──────── EXCERPTED DATA ────────

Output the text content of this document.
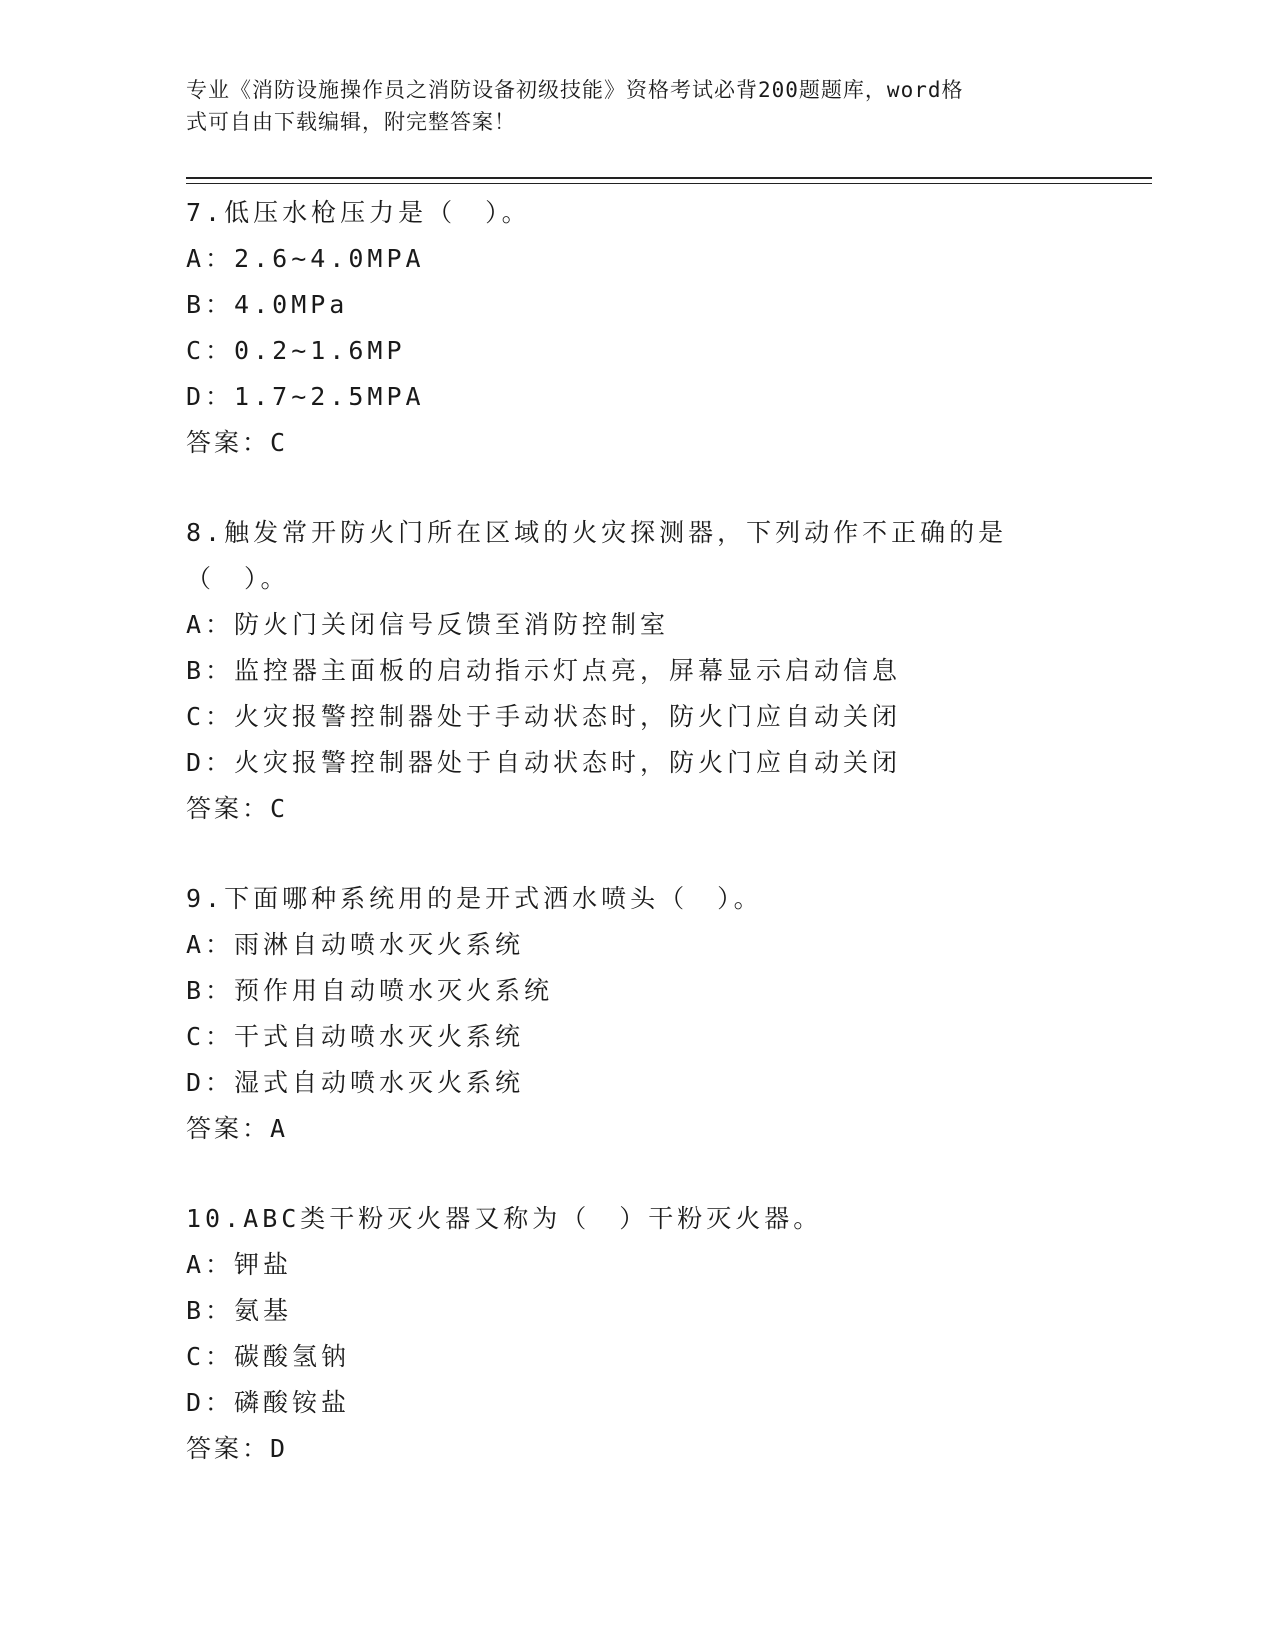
专业《消防设施操作员之消防设备初级技能》资格考试必背200题题库，word格
式可自由下载编辑，附完整答案！
7.低压水枪压力是（　）。
A：2.6~4.0MPA
B：4.0MPa
C：0.2~1.6MP
D：1.7~2.5MPA
答案：C
8.触发常开防火门所在区域的火灾探测器，下列动作不正确的是（　）。
A：防火门关闭信号反馈至消防控制室
B：监控器主面板的启动指示灯点亮，屏幕显示启动信息
C：火灾报警控制器处于手动状态时，防火门应自动关闭
D：火灾报警控制器处于自动状态时，防火门应自动关闭
答案：C
9.下面哪种系统用的是开式洒水喷头（　）。
A：雨淋自动喷水灭火系统
B：预作用自动喷水灭火系统
C：干式自动喷水灭火系统
D：湿式自动喷水灭火系统
答案：A
10.ABC类干粉灭火器又称为（　）干粉灭火器。
A：钾盐
B：氨基
C：碳酸氢钠
D：磷酸铵盐
答案：D
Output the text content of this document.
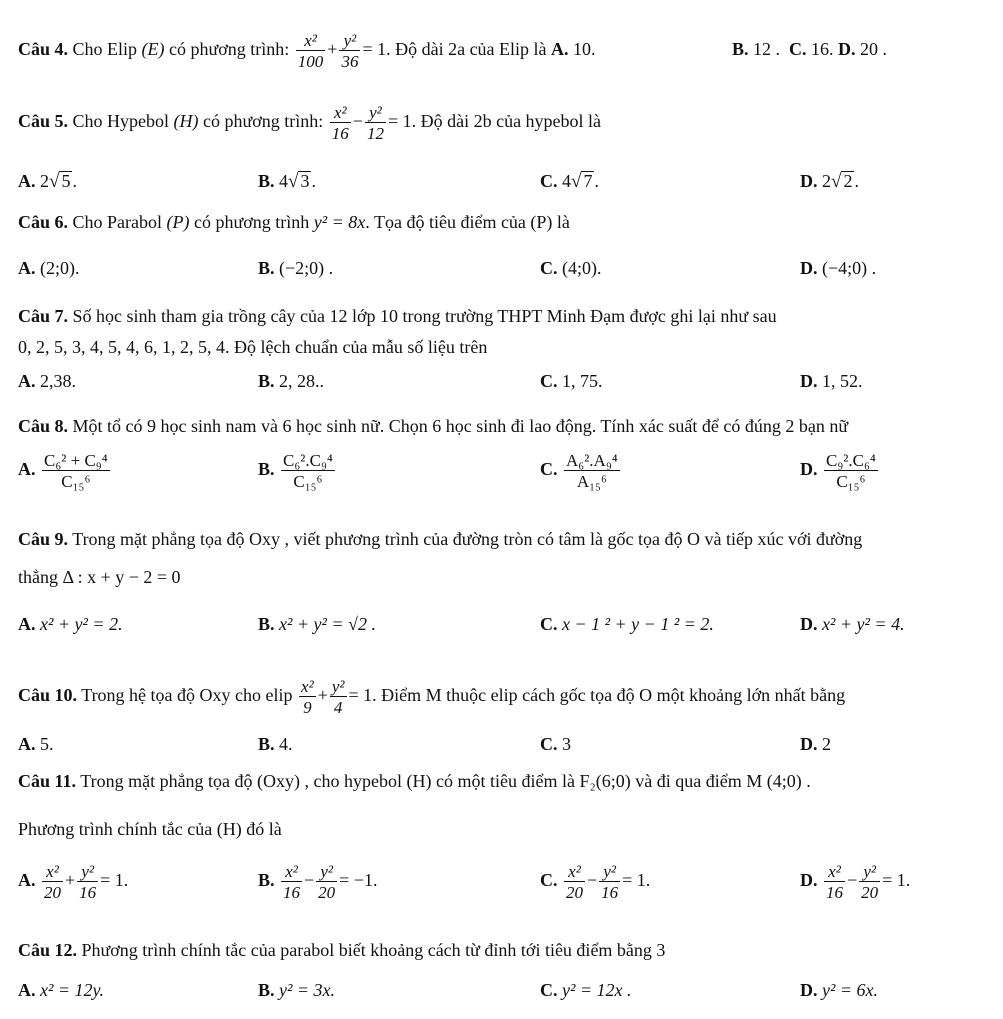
Câu 4. Cho Elip (E) có phương trình: $\frac{\text{x²}}{100} + \frac{\text{y²}}{36} = 1$. Độ dài 2a của Elip là A. 10.	B. 12 . C. 16. D. 20 .
Câu 5. Cho Hypebol (H) có phương trình: $\frac{\text{x²}}{16} - \frac{\text{y²}}{12} = 1$. Độ dài 2b của hypebol là
A. 2√ 5 .	B. 4√ 3 .	C. 4√ 7 .	D. 2√ 2 .
Câu 6. Cho Parabol (P) có phương trình y² = 8x. Tọa độ tiêu điểm của (P) là
A. (2;0).	B. (−2;0) .	C. (4;0).	D. (−4;0) .
Câu 7. Số học sinh tham gia trồng cây của 12 lớp 10 trong trường THPT Minh Đạm được ghi lại như sau
0, 2, 5, 3, 4, 5, 4, 6, 1, 2, 5, 4. Độ lệch chuẩn của mẫu số liệu trên
A. 2,38.	B. 2, 28..	C. 1, 75.	D. 1, 52.
Câu 8. Một tổ có 9 học sinh nam và 6 học sinh nữ. Chọn 6 học sinh đi lao động. Tính xác suất để có đúng 2 bạn nữ
A. $\frac{\text{C₆² + C₉⁴}}{\text{C₁₅⁶}}$	B. $\frac{\text{C₆².C₉⁴}}{\text{C₁₅⁶}}$	C. $\frac{\text{A₆².A₉⁴}}{\text{A₁₅⁶}}$	D. $\frac{\text{C₉².C₆⁴}}{\text{C₁₅⁶}}$
Câu 9. Trong mặt phẳng tọa độ Oxy , viết phương trình của đường tròn có tâm là gốc tọa độ O và tiếp xúc với đường
thẳng Δ : x + y − 2 = 0
A. x² + y² = 2.	B. x² + y² = √2 .	C. x − 1 ² + y − 1 ² = 2.	D. x² + y² = 4.
Câu 10. Trong hệ tọa độ Oxy cho elip $\frac{\text{x²}}{9} + \frac{\text{y²}}{4} = 1$. Điểm M thuộc elip cách gốc tọa độ O một khoảng lớn nhất bằng
A. 5.	B. 4.	C. 3	D. 2
Câu 11. Trong mặt phẳng tọa độ (Oxy) , cho hypebol (H) có một tiêu điểm là F₂(6;0) và đi qua điểm M (4;0) .
Phương trình chính tắc của (H) đó là
A. $\frac{\text{x²}}{20} + \frac{\text{y²}}{16} = 1$.	B. $\frac{\text{x²}}{16} - \frac{\text{y²}}{20} = -1$.	C. $\frac{\text{x²}}{20} - \frac{\text{y²}}{16} = 1$.	D. $\frac{\text{x²}}{16} - \frac{\text{y²}}{20} = 1$.
Câu 12. Phương trình chính tắc của parabol biết khoảng cách từ đỉnh tới tiêu điểm bằng 3
A. x² = 12y.	B. y² = 3x.	C. y² = 12x .	D. y² = 6x.
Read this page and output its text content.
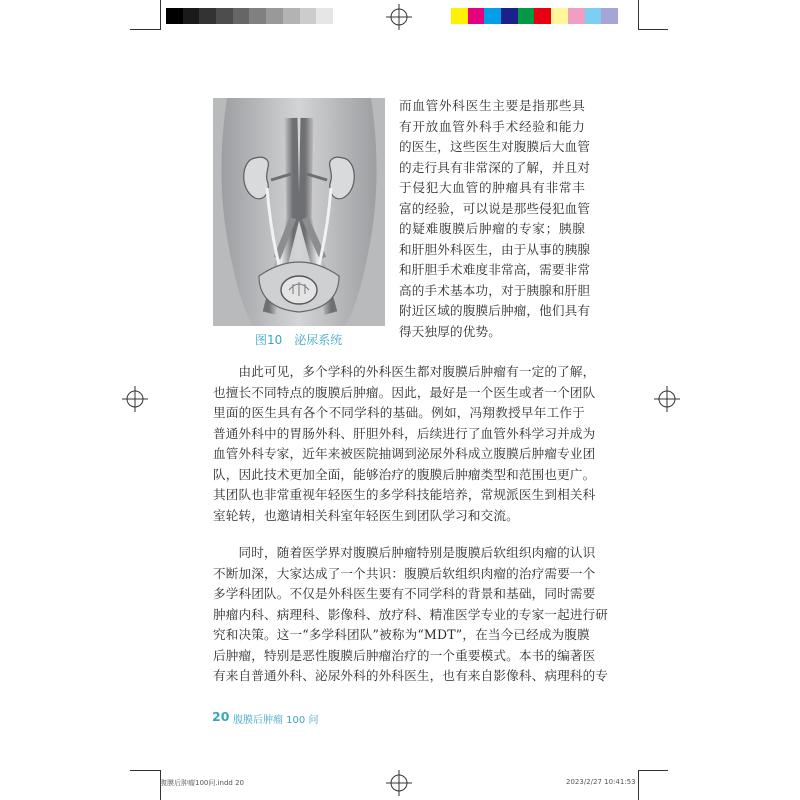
图10　泌尿系统
而血管外科医生主要是指那些具
有开放血管外科手术经验和能力
的医生，这些医生对腹膜后大血管
的走行具有非常深的了解，并且对
于侵犯大血管的肿瘤具有非常丰
富的经验，可以说是那些侵犯血管
的疑难腹膜后肿瘤的专家；胰腺
和肝胆外科医生，由于从事的胰腺
和肝胆手术难度非常高，需要非常
高的手术基本功，对于胰腺和肝胆
附近区域的腹膜后肿瘤，他们具有
得天独厚的优势。
　　由此可见，多个学科的外科医生都对腹膜后肿瘤有一定的了解，
也擅长不同特点的腹膜后肿瘤。因此，最好是一个医生或者一个团队
里面的医生具有各个不同学科的基础。例如，冯翔教授早年工作于
普通外科中的胃肠外科、肝胆外科，后续进行了血管外科学习并成为
血管外科专家，近年来被医院抽调到泌尿外科成立腹膜后肿瘤专业团
队，因此技术更加全面，能够治疗的腹膜后肿瘤类型和范围也更广。
其团队也非常重视年轻医生的多学科技能培养，常规派医生到相关科
室轮转，也邀请相关科室年轻医生到团队学习和交流。
　　同时，随着医学界对腹膜后肿瘤特别是腹膜后软组织肉瘤的认识
不断加深，大家达成了一个共识：腹膜后软组织肉瘤的治疗需要一个
多学科团队。不仅是外科医生要有不同学科的背景和基础，同时需要
肿瘤内科、病理科、影像科、放疗科、精准医学专业的专家一起进行研
究和决策。这一“多学科团队”被称为“MDT”，在当今已经成为腹膜
后肿瘤，特别是恶性腹膜后肿瘤治疗的一个重要模式。本书的编著医
有来自普通外科、泌尿外科的外科医生，也有来自影像科、病理科的专
20 腹膜后肿瘤 100 问
腹膜后肿瘤100问.indd 20	2023/2/27 10:41:53
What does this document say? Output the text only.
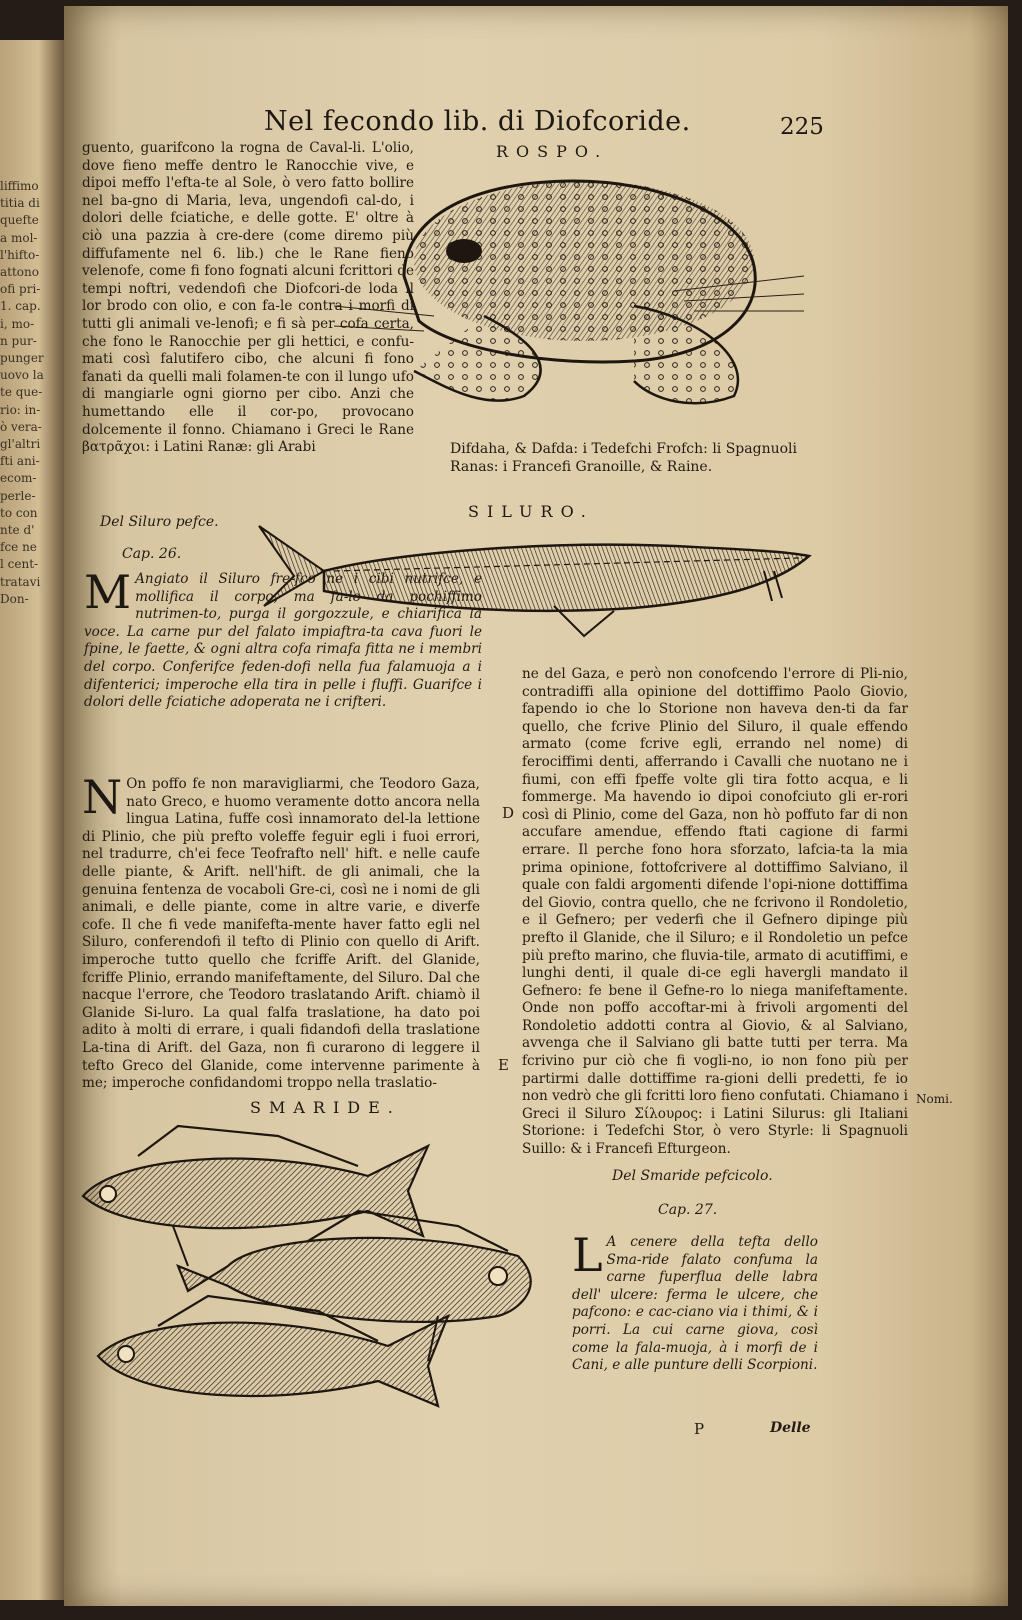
liffimo
titia di
quefte
a mol-
l'hifto-
attono
ofi pri-
1. cap.
i, mo-
n pur-
punger
uovo la
te que-
rio: in-
ò vera-
gl'altri
fti ani-
ecom-
perle-
to con
nte d'
fce ne
l cent-
tratavi
Don-
Nel fecondo lib. di Diofcoride.	225
ROSPO.

guento, guarifcono la rogna de Caval-li. L'olio, dove fieno meffe dentro le Ranocchie vive, e dipoi meffo l'efta-te al Sole, ò vero fatto bollire nel ba-gno di Maria, leva, ungendofi cal-do, i dolori delle fciatiche, e delle gotte. E' oltre à ciò una pazzia à cre-dere (come diremo più diffufamente nel 6. lib.) che le Rane fieno velenofe, come fi fono fognati alcuni fcrittori de tempi noftri, vedendofi che Diofcori-de loda il lor brodo con olio, e con fa-le contra i morfi di tutti gli animali ve-lenofi; e fi sà per cofa certa, che fono le Ranocchie per gli hettici, e confu-mati così falutifero cibo, che alcuni fi fono fanati da quelli mali folamen-te con il lungo ufo di mangiarle ogni giorno per cibo. Anzi che humettando elle il cor-po, provocano dolcemente il fonno. Chiamano i Greci le Rane βατρᾶχοι: i Latini Ranæ: gli Arabi	Difdaha, & Dafda: i Tedefchi Frofch: li Spagnuoli Ranas: i Francefi Granoille, & Raine.
SILURO.
Del Siluro pefce.
Cap. 26.

M Angiato il Siluro fre-fco ne i cibi nutrifce, e mollifica il corpo, ma fa-lo da pochiffimo nutrimen-to, purga il gorgozzule, e chiarifica la voce. La carne pur del falato impiaftra-ta cava fuori le fpine, le faette, & ogni altra cofa rimafa fitta ne i membri del corpo. Conferifce feden-dofi nella fua falamuoja a i difenterici; imperoche ella tira in pelle i fluffi. Guarifce i dolori delle fciatiche adoperata ne i crifteri.

N On poffo fe non maravigliarmi, che Teodoro Gaza, nato Greco, e huomo veramente dotto ancora nella lingua Latina, fuffe così innamorato del-la lettione di Plinio, che più prefto voleffe feguir egli i fuoi errori, nel tradurre, ch'ei fece Teofrafto nell' hift. e nelle caufe delle piante, & Arift. nell'hift. de gli animali, che la genuina fentenza de vocaboli Gre-ci, così ne i nomi de gli animali, e delle piante, come in altre varie, e diverfe cofe. Il che fi vede manifefta-mente haver fatto egli nel Siluro, conferendofi il tefto di Plinio con quello di Arift. imperoche tutto quello che fcriffe Arift. del Glanide, fcriffe Plinio, errando manifeftamente, del Siluro. Dal che nacque l'errore, che Teodoro traslatando Arift. chiamò il Glanide Si-luro. La qual falfa traslatione, ha dato poi adito à molti di errare, i quali fidandofi della traslatione La-tina di Arift. del Gaza, non fi curarono di leggere il tefto Greco del Glanide, come intervenne parimente à me; imperoche confidandomi troppo nella traslatio-

D
E

ne del Gaza, e però non conofcendo l'errore di Pli-nio, contradiffi alla opinione del dottiffimo Paolo Giovio, fapendo io che lo Storione non haveva den-ti da far quello, che fcrive Plinio del Siluro, il quale effendo armato (come fcrive egli, errando nel nome) di ferociffimi denti, afferrando i Cavalli che nuotano ne i fiumi, con effi fpeffe volte gli tira fotto acqua, e li fommerge. Ma havendo io dipoi conofciuto gli er-rori così di Plinio, come del Gaza, non hò poffuto far di non accufare amendue, effendo ftati cagione di farmi errare. Il perche fono hora sforzato, lafcia-ta la mia prima opinione, fottofcrivere al dottiffimo Salviano, il quale con faldi argomenti difende l'opi-nione dottiffima del Giovio, contra quello, che ne fcrivono il Rondoletio, e il Gefnero; per vederfi che il Gefnero dipinge più prefto il Glanide, che il Siluro; e il Rondoletio un pefce più prefto marino, che fluvia-tile, armato di acutiffimi, e lunghi denti, il quale di-ce egli havergli mandato il Gefnero: fe bene il Gefne-ro lo niega manifeftamente. Onde non poffo accoftar-mi à frivoli argomenti del Rondoletio addotti contra al Giovio, & al Salviano, avvenga che il Salviano gli batte tutti per terra. Ma fcrivino pur ciò che fi vogli-no, io non fono più per partirmi dalle dottiffime ra-gioni delli predetti, fe io non vedrò che gli fcritti loro fieno confutati. Chiamano i Greci il Siluro Σίλουρος: i Latini Silurus: gli Italiani Storione: i Tedefchi Stor, ò vero Styrle: li Spagnuoli Suillo: & i Francefi Efturgeon.

Nomi.
SMARIDE.
Del Smaride pefcicolo.
Cap. 27.

L A cenere della tefta dello Sma-ride falato confuma la carne fuperflua delle labra dell' ulcere: ferma le ulcere, che pafcono: e cac-ciano via i thimi, & i porri. La cui carne giova, così come la fala-muoja, à i morfi de i Cani, e alle punture delli Scorpioni.

P	Delle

────────

TASK DIRECTIONS >>
Examine the data above and state how many of its lines contain the word "phẳng", with no further remarks.

EXERCISE ANSWER >>
2